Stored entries
========================

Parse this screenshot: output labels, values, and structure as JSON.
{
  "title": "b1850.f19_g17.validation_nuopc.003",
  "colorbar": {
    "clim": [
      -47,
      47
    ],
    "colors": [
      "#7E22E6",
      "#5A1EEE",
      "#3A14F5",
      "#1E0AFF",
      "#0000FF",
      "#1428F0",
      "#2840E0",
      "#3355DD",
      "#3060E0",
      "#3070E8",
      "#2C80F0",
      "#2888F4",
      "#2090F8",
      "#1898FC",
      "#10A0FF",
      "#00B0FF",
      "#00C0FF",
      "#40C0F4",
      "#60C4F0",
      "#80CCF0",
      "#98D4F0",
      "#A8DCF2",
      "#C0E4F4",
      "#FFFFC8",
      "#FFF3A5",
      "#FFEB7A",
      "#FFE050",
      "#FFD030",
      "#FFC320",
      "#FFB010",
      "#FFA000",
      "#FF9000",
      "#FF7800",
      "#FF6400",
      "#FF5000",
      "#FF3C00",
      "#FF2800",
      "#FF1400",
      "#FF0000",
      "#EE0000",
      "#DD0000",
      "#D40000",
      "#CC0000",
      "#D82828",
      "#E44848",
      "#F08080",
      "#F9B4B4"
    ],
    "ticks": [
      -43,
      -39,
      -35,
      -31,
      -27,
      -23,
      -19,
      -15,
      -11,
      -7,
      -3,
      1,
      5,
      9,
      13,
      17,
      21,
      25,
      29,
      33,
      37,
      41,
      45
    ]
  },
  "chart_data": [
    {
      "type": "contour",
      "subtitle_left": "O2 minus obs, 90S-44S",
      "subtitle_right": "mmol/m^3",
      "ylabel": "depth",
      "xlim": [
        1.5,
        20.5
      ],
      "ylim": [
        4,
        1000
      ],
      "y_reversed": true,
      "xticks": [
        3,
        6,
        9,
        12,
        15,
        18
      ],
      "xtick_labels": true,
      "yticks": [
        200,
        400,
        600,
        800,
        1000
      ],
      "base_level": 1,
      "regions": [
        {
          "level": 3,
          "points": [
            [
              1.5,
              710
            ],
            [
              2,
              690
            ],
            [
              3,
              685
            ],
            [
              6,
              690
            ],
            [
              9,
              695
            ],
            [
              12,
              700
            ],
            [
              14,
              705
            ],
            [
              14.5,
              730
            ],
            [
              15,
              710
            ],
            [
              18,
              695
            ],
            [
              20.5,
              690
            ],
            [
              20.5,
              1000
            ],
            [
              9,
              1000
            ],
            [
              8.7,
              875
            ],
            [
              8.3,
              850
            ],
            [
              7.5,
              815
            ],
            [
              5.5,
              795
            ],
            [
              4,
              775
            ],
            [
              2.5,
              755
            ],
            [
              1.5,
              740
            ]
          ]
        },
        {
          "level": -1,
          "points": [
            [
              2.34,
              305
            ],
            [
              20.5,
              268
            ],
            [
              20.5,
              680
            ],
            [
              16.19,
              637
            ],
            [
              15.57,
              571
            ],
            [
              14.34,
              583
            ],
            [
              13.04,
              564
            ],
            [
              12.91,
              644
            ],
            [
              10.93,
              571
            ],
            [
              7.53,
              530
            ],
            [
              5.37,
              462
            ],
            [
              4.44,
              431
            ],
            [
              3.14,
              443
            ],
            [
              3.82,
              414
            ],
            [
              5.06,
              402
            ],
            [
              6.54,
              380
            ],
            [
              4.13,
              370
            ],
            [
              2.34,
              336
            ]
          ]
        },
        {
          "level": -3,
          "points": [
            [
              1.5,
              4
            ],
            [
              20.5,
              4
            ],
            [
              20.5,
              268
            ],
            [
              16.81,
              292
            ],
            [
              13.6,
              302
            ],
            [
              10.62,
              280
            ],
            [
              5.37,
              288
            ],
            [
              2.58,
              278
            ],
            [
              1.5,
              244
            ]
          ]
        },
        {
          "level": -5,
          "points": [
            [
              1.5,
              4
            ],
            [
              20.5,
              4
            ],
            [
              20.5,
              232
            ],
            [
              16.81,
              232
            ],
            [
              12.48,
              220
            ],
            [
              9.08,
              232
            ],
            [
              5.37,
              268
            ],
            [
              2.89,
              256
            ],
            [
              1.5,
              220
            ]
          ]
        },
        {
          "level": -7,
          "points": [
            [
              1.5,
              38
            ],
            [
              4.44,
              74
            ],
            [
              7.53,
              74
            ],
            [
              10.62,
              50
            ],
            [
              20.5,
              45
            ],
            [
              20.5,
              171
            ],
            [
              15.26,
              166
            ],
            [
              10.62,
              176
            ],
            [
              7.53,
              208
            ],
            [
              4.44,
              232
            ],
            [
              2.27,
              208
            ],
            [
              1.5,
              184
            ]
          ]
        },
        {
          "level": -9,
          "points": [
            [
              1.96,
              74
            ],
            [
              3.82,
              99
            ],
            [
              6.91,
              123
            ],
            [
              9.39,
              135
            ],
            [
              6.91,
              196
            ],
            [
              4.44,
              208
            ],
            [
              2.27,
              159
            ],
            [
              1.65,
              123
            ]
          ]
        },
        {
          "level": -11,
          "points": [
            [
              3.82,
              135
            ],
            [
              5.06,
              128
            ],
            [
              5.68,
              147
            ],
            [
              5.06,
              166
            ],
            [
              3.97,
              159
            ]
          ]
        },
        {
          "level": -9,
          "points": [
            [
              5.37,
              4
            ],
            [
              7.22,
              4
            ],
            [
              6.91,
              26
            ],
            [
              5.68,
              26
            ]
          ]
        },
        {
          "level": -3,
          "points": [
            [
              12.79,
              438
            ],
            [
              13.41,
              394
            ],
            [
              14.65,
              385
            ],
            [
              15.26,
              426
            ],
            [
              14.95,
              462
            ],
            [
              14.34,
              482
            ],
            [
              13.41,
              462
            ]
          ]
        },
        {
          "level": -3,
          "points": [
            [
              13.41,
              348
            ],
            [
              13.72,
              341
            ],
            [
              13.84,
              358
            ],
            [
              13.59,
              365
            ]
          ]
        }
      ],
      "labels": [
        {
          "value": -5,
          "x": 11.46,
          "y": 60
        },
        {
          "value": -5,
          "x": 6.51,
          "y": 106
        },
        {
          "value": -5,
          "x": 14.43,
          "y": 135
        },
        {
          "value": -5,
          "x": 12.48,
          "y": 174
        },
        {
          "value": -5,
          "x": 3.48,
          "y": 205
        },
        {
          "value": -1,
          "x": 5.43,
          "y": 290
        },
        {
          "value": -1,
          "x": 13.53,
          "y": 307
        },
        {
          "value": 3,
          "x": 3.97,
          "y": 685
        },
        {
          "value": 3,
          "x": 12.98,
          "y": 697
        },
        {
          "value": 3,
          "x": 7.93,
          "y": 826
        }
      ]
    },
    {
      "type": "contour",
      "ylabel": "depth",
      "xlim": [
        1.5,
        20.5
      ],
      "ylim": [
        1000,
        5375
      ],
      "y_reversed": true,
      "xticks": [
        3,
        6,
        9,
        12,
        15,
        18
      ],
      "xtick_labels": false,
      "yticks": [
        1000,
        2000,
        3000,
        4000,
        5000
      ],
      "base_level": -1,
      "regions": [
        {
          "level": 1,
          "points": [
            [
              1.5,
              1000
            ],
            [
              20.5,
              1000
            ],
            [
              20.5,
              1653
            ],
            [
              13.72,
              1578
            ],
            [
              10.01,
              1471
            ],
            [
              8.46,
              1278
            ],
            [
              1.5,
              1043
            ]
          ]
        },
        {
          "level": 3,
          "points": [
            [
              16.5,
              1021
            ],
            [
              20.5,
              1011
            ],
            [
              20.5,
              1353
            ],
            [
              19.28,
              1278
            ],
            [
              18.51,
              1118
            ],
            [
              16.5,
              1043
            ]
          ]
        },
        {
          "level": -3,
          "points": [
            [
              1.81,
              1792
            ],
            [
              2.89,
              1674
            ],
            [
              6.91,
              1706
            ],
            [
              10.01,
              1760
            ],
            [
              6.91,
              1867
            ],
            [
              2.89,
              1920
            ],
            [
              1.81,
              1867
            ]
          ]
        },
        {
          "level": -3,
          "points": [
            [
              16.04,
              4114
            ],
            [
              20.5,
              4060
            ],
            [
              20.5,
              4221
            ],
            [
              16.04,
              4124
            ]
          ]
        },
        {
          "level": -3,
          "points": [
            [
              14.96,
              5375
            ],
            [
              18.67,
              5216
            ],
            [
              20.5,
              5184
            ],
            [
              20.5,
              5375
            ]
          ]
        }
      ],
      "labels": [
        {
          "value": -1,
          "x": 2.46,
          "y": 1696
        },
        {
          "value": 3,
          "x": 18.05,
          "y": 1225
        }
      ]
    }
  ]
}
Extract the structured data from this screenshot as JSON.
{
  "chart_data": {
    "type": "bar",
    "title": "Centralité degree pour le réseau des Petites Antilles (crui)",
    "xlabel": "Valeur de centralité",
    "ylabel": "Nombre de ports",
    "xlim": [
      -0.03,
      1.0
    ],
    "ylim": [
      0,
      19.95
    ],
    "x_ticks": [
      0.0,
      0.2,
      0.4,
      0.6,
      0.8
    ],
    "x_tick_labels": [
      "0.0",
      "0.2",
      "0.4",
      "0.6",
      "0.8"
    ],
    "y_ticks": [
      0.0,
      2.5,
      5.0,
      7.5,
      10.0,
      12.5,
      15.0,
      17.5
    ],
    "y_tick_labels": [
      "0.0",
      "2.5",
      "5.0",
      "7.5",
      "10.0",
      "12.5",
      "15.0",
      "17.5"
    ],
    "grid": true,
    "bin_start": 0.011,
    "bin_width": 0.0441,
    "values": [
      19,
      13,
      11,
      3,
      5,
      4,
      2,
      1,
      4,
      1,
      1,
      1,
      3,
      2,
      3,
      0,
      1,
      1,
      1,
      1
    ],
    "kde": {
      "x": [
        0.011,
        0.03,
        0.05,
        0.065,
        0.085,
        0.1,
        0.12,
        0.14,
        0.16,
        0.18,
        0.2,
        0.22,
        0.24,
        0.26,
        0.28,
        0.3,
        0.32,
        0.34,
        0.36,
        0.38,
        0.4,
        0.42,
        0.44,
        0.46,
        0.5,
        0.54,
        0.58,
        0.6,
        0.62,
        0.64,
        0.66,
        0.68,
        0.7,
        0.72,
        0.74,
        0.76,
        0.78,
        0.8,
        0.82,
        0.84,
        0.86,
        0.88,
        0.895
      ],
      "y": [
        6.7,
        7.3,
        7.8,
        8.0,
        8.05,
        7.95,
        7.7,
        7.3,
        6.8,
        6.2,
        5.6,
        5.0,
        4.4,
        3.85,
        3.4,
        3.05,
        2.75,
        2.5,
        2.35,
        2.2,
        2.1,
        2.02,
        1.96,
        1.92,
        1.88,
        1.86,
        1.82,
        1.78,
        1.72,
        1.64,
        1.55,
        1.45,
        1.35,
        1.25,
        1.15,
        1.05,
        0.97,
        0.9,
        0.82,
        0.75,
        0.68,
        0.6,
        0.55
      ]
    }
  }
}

========================

• **Exercise**:
Count the lines above that contain the word "JSON", and reply with only that number.

• **Response**:
2